### Instructions for the task
Could you write out every record below exactly, leaving out any pictures?

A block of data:
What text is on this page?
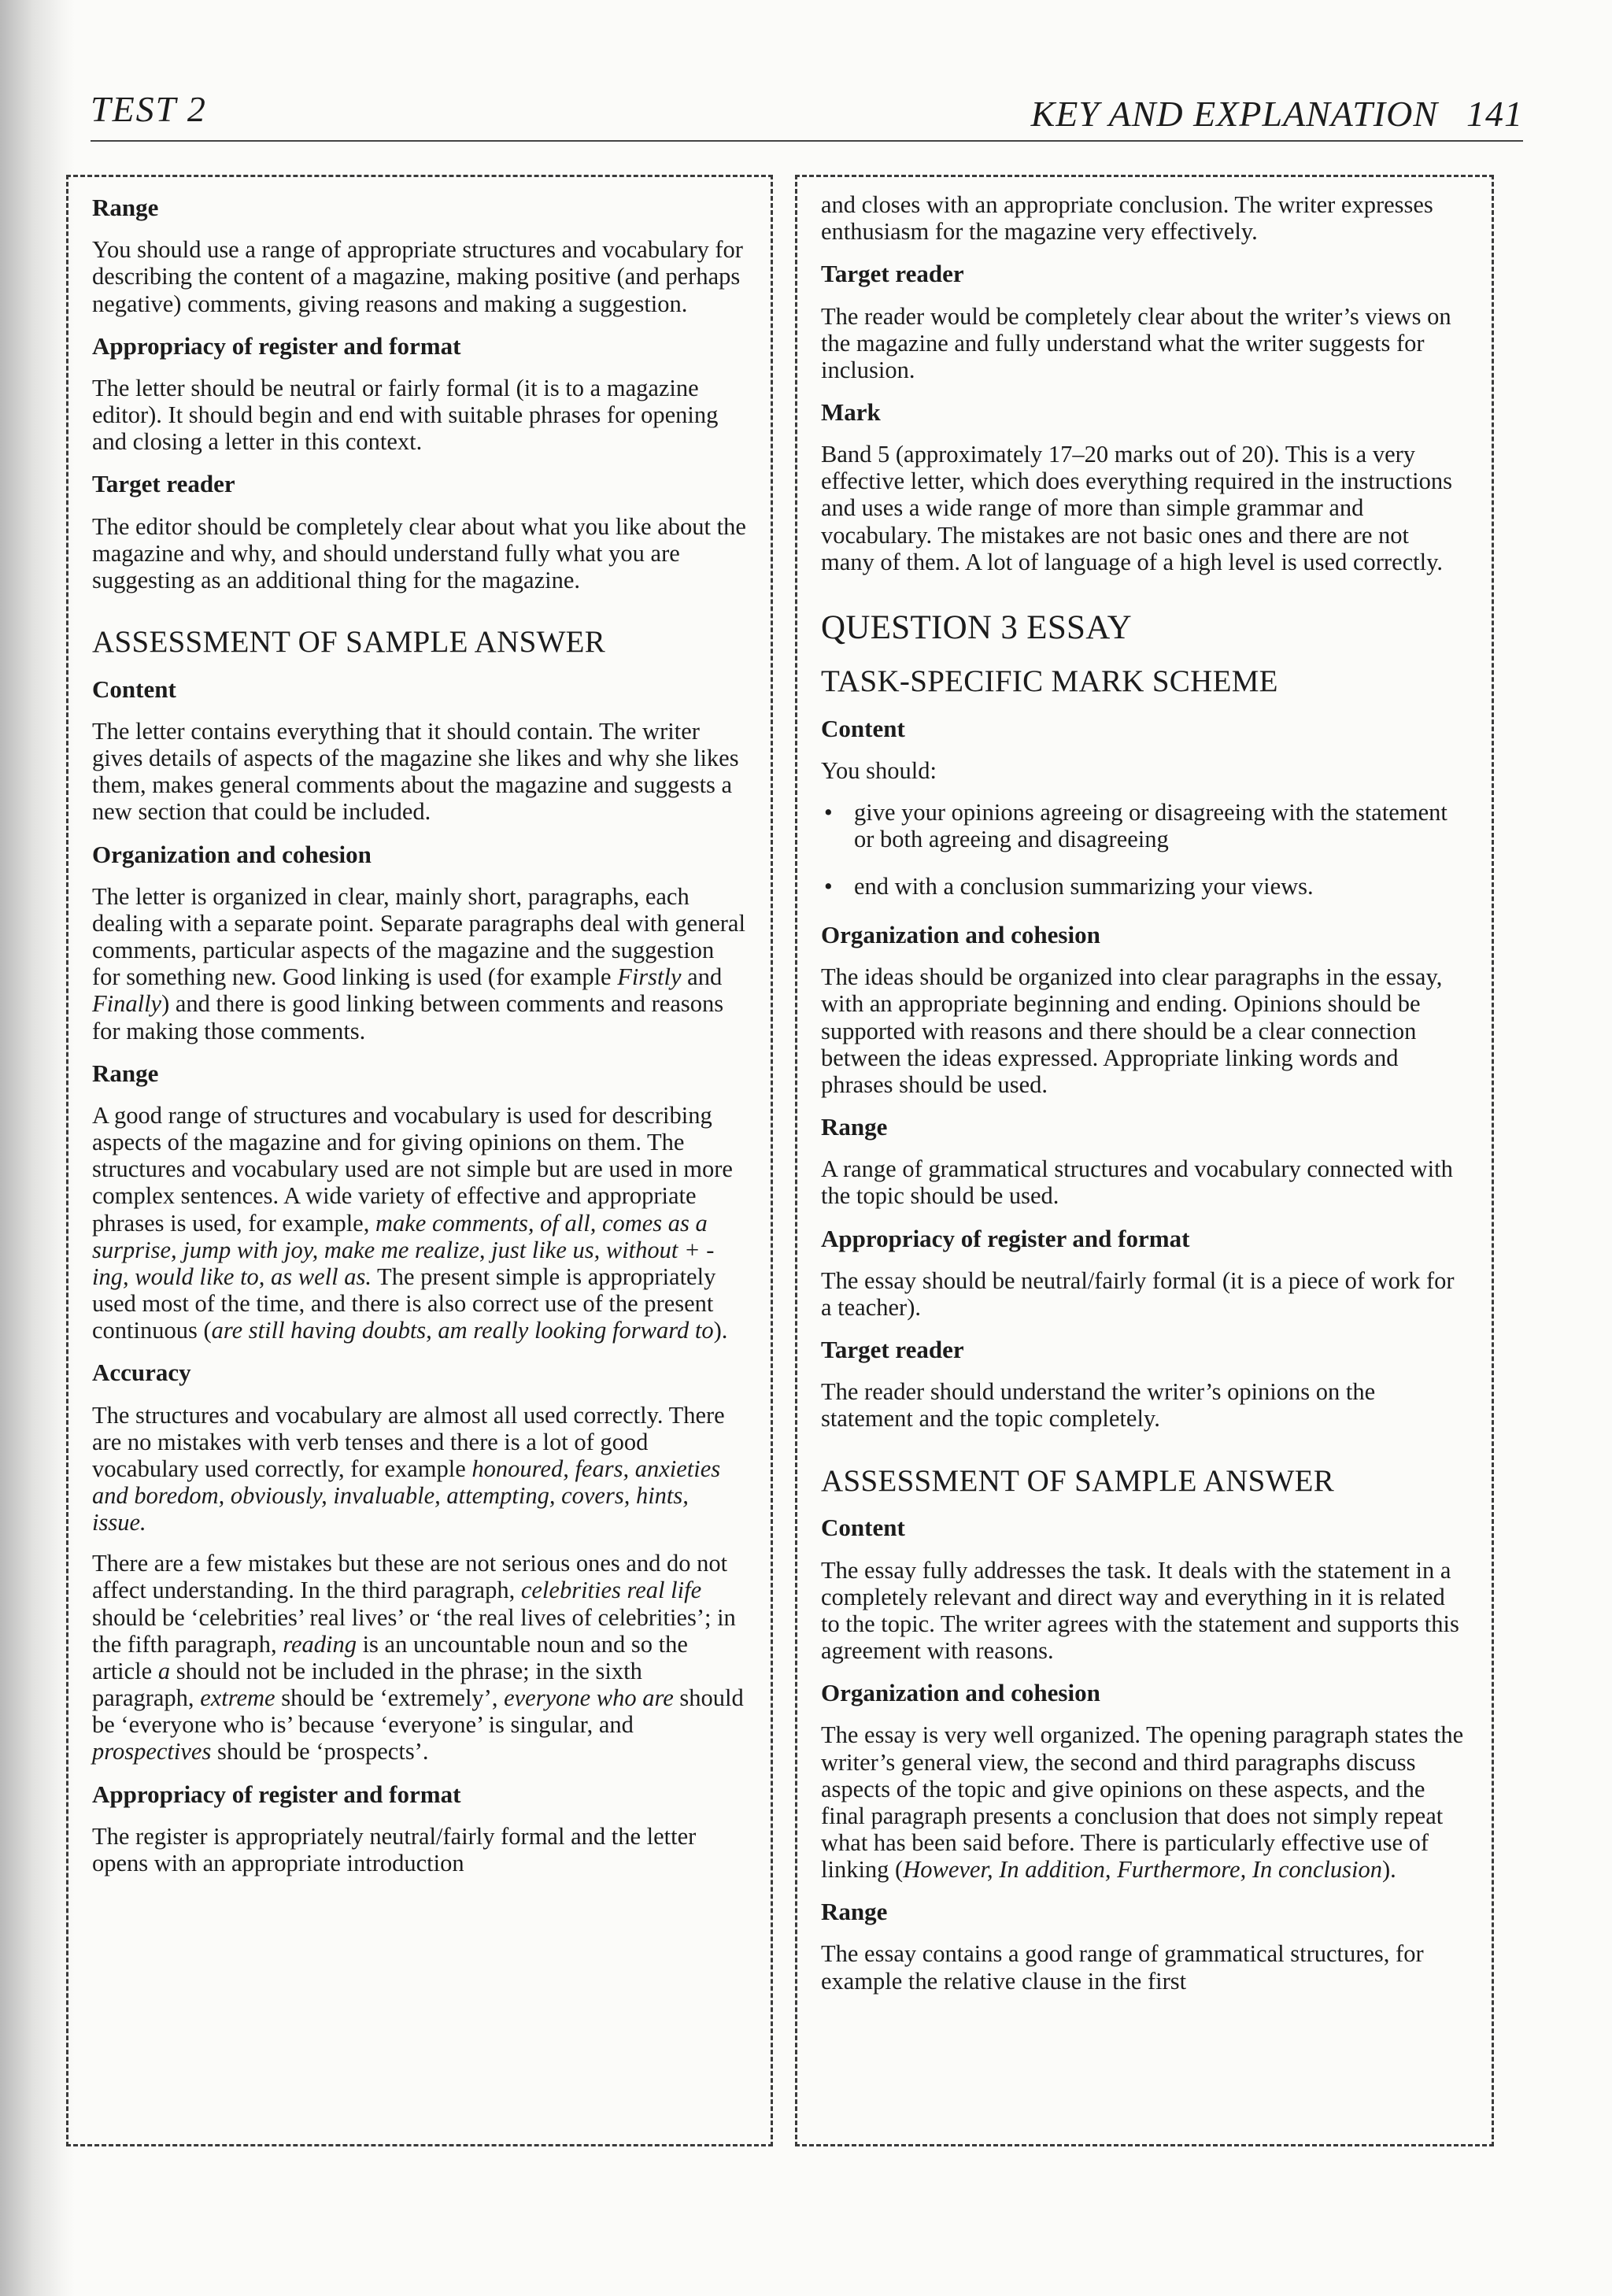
TEST 2	KEY AND EXPLANATION 141
Range

You should use a range of appropriate structures and vocabulary for describing the content of a magazine, making positive (and perhaps negative) comments, giving reasons and making a suggestion.

Appropriacy of register and format

The letter should be neutral or fairly formal (it is to a magazine editor). It should begin and end with suitable phrases for opening and closing a letter in this context.

Target reader

The editor should be completely clear about what you like about the magazine and why, and should understand fully what you are suggesting as an additional thing for the magazine.

ASSESSMENT OF SAMPLE ANSWER
Content

The letter contains everything that it should contain. The writer gives details of aspects of the magazine she likes and why she likes them, makes general comments about the magazine and suggests a new section that could be included.

Organization and cohesion

The letter is organized in clear, mainly short, paragraphs, each dealing with a separate point. Separate paragraphs deal with general comments, particular aspects of the magazine and the suggestion for something new. Good linking is used (for example Firstly and Finally) and there is good linking between comments and reasons for making those comments.

Range

A good range of structures and vocabulary is used for describing aspects of the magazine and for giving opinions on them. The structures and vocabulary used are not simple but are used in more complex sentences. A wide variety of effective and appropriate phrases is used, for example, make comments, of all, comes as a surprise, jump with joy, make me realize, just like us, without + -ing, would like to, as well as. The present simple is appropriately used most of the time, and there is also correct use of the present continuous (are still having doubts, am really looking forward to).

Accuracy

The structures and vocabulary are almost all used correctly. There are no mistakes with verb tenses and there is a lot of good vocabulary used correctly, for example honoured, fears, anxieties and boredom, obviously, invaluable, attempting, covers, hints, issue.

There are a few mistakes but these are not serious ones and do not affect understanding. In the third paragraph, celebrities real life should be ‘celebrities’ real lives’ or ‘the real lives of celebrities’; in the fifth paragraph, reading is an uncountable noun and so the article a should not be included in the phrase; in the sixth paragraph, extreme should be ‘extremely’, everyone who are should be ‘everyone who is’ because ‘everyone’ is singular, and prospectives should be ‘prospects’.

Appropriacy of register and format

The register is appropriately neutral/fairly formal and the letter opens with an appropriate introduction

and closes with an appropriate conclusion. The writer expresses enthusiasm for the magazine very effectively.

Target reader

The reader would be completely clear about the writer’s views on the magazine and fully understand what the writer suggests for inclusion.

Mark

Band 5 (approximately 17–20 marks out of 20). This is a very effective letter, which does everything required in the instructions and uses a wide range of more than simple grammar and vocabulary. The mistakes are not basic ones and there are not many of them. A lot of language of a high level is used correctly.

QUESTION 3 ESSAY
TASK-SPECIFIC MARK SCHEME
Content

You should:

• give your opinions agreeing or disagreeing with the statement or both agreeing and disagreeing
• end with a conclusion summarizing your views.
Organization and cohesion

The ideas should be organized into clear paragraphs in the essay, with an appropriate beginning and ending. Opinions should be supported with reasons and there should be a clear connection between the ideas expressed. Appropriate linking words and phrases should be used.

Range

A range of grammatical structures and vocabulary connected with the topic should be used.

Appropriacy of register and format

The essay should be neutral/fairly formal (it is a piece of work for a teacher).

Target reader

The reader should understand the writer’s opinions on the statement and the topic completely.

ASSESSMENT OF SAMPLE ANSWER
Content

The essay fully addresses the task. It deals with the statement in a completely relevant and direct way and everything in it is related to the topic. The writer agrees with the statement and supports this agreement with reasons.

Organization and cohesion

The essay is very well organized. The opening paragraph states the writer’s general view, the second and third paragraphs discuss aspects of the topic and give opinions on these aspects, and the final paragraph presents a conclusion that does not simply repeat what has been said before. There is particularly effective use of linking (However, In addition, Furthermore, In conclusion).

Range

The essay contains a good range of grammatical structures, for example the relative clause in the first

### Finished task
What text is on this page?
TEST 2	KEY AND EXPLANATION 141
Range

You should use a range of appropriate structures and vocabulary for describing the content of a magazine, making positive (and perhaps negative) comments, giving reasons and making a suggestion.

Appropriacy of register and format

The letter should be neutral or fairly formal (it is to a magazine editor). It should begin and end with suitable phrases for opening and closing a letter in this context.

Target reader

The editor should be completely clear about what you like about the magazine and why, and should understand fully what you are suggesting as an additional thing for the magazine.

ASSESSMENT OF SAMPLE ANSWER
Content

The letter contains everything that it should contain. The writer gives details of aspects of the magazine she likes and why she likes them, makes general comments about the magazine and suggests a new section that could be included.

Organization and cohesion

The letter is organized in clear, mainly short, paragraphs, each dealing with a separate point. Separate paragraphs deal with general comments, particular aspects of the magazine and the suggestion for something new. Good linking is used (for example Firstly and Finally) and there is good linking between comments and reasons for making those comments.

Range

A good range of structures and vocabulary is used for describing aspects of the magazine and for giving opinions on them. The structures and vocabulary used are not simple but are used in more complex sentences. A wide variety of effective and appropriate phrases is used, for example, make comments, of all, comes as a surprise, jump with joy, make me realize, just like us, without + -ing, would like to, as well as. The present simple is appropriately used most of the time, and there is also correct use of the present continuous (are still having doubts, am really looking forward to).

Accuracy

The structures and vocabulary are almost all used correctly. There are no mistakes with verb tenses and there is a lot of good vocabulary used correctly, for example honoured, fears, anxieties and boredom, obviously, invaluable, attempting, covers, hints, issue.

There are a few mistakes but these are not serious ones and do not affect understanding. In the third paragraph, celebrities real life should be ‘celebrities’ real lives’ or ‘the real lives of celebrities’; in the fifth paragraph, reading is an uncountable noun and so the article a should not be included in the phrase; in the sixth paragraph, extreme should be ‘extremely’, everyone who are should be ‘everyone who is’ because ‘everyone’ is singular, and prospectives should be ‘prospects’.

Appropriacy of register and format

The register is appropriately neutral/fairly formal and the letter opens with an appropriate introduction

and closes with an appropriate conclusion. The writer expresses enthusiasm for the magazine very effectively.

Target reader

The reader would be completely clear about the writer’s views on the magazine and fully understand what the writer suggests for inclusion.

Mark

Band 5 (approximately 17–20 marks out of 20). This is a very effective letter, which does everything required in the instructions and uses a wide range of more than simple grammar and vocabulary. The mistakes are not basic ones and there are not many of them. A lot of language of a high level is used correctly.

QUESTION 3 ESSAY
TASK-SPECIFIC MARK SCHEME
Content

You should:

• give your opinions agreeing or disagreeing with the statement or both agreeing and disagreeing
• end with a conclusion summarizing your views.
Organization and cohesion

The ideas should be organized into clear paragraphs in the essay, with an appropriate beginning and ending. Opinions should be supported with reasons and there should be a clear connection between the ideas expressed. Appropriate linking words and phrases should be used.

Range

A range of grammatical structures and vocabulary connected with the topic should be used.

Appropriacy of register and format

The essay should be neutral/fairly formal (it is a piece of work for a teacher).

Target reader

The reader should understand the writer’s opinions on the statement and the topic completely.

ASSESSMENT OF SAMPLE ANSWER
Content

The essay fully addresses the task. It deals with the statement in a completely relevant and direct way and everything in it is related to the topic. The writer agrees with the statement and supports this agreement with reasons.

Organization and cohesion

The essay is very well organized. The opening paragraph states the writer’s general view, the second and third paragraphs discuss aspects of the topic and give opinions on these aspects, and the final paragraph presents a conclusion that does not simply repeat what has been said before. There is particularly effective use of linking (However, In addition, Furthermore, In conclusion).

Range

The essay contains a good range of grammatical structures, for example the relative clause in the first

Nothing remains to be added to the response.